EXCERPTED TEXT:

Monday, August 26, 2013

Ramon S.Ang: Is San Miguel Corporation really transparent?

San Miguel’s 2010 annual report states the firm’s view: “The company recognizes that the most cogent proof of good corporate governance is that which is visible to the eyes of its investors,” it says. Bloomberg News
"We always follow the rules!" Ramon S. Ang
SMC Corporate Governance (From SMC Website)
San Miguel has had a long-standing commitment to good corporate governance practices and taking a leadership role in instituting and maintaining practices that represent strong business ethics. These practices provide an important framework within which the Board of Directors and management can pursue the strategic objectives of the Company and ensure its long-term vitality for the benefit of stockholders.

"People keep on shouting the transparency issue because our competitors and copycats keep pushing us to divulge what we will buy and what we will do,” he says. “It’s driven by envies."

DATASET EXCERPT:

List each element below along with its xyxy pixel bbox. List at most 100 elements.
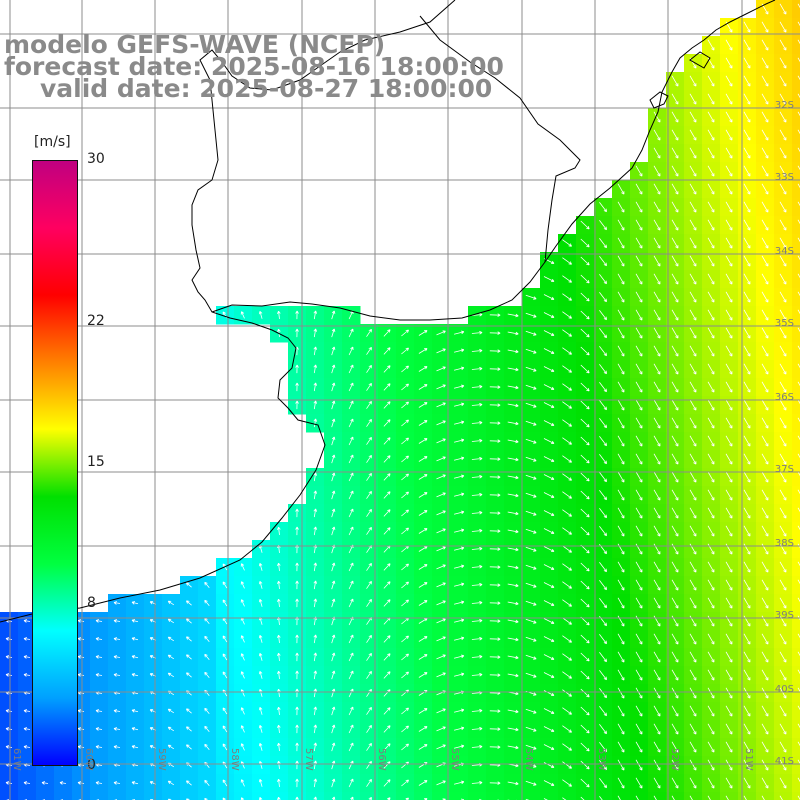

SET OF TASKS:
1. Reproduce word for word the passage of the San Miguel transparency text that begins at the words "San Miguel has" and stops after "benefit of stockholders.".
2. According to the San Miguel transparency text, what does the company's 2010 annual report call the most cogent proof of good corporate governance?
3. In the San Miguel transparency text, list every group of people named in the paragraph beginning "San Miguel has had a long-standing commitment".
Rely only on the San Miguel transparency text for every answer.

SOLUTIONS BELOW:
1.
San Miguel has had a long-standing commitment to good corporate governance practices and taking a leadership role in instituting and maintaining practices that represent strong business ethics. These practices provide an important framework within which the Board of Directors and management can pursue the strategic objectives of the Company and ensure its long-term vitality for the benefit of stockholders.

2. That which is visible to the eyes of its investors.

3.
Board of Directors
management
stockholders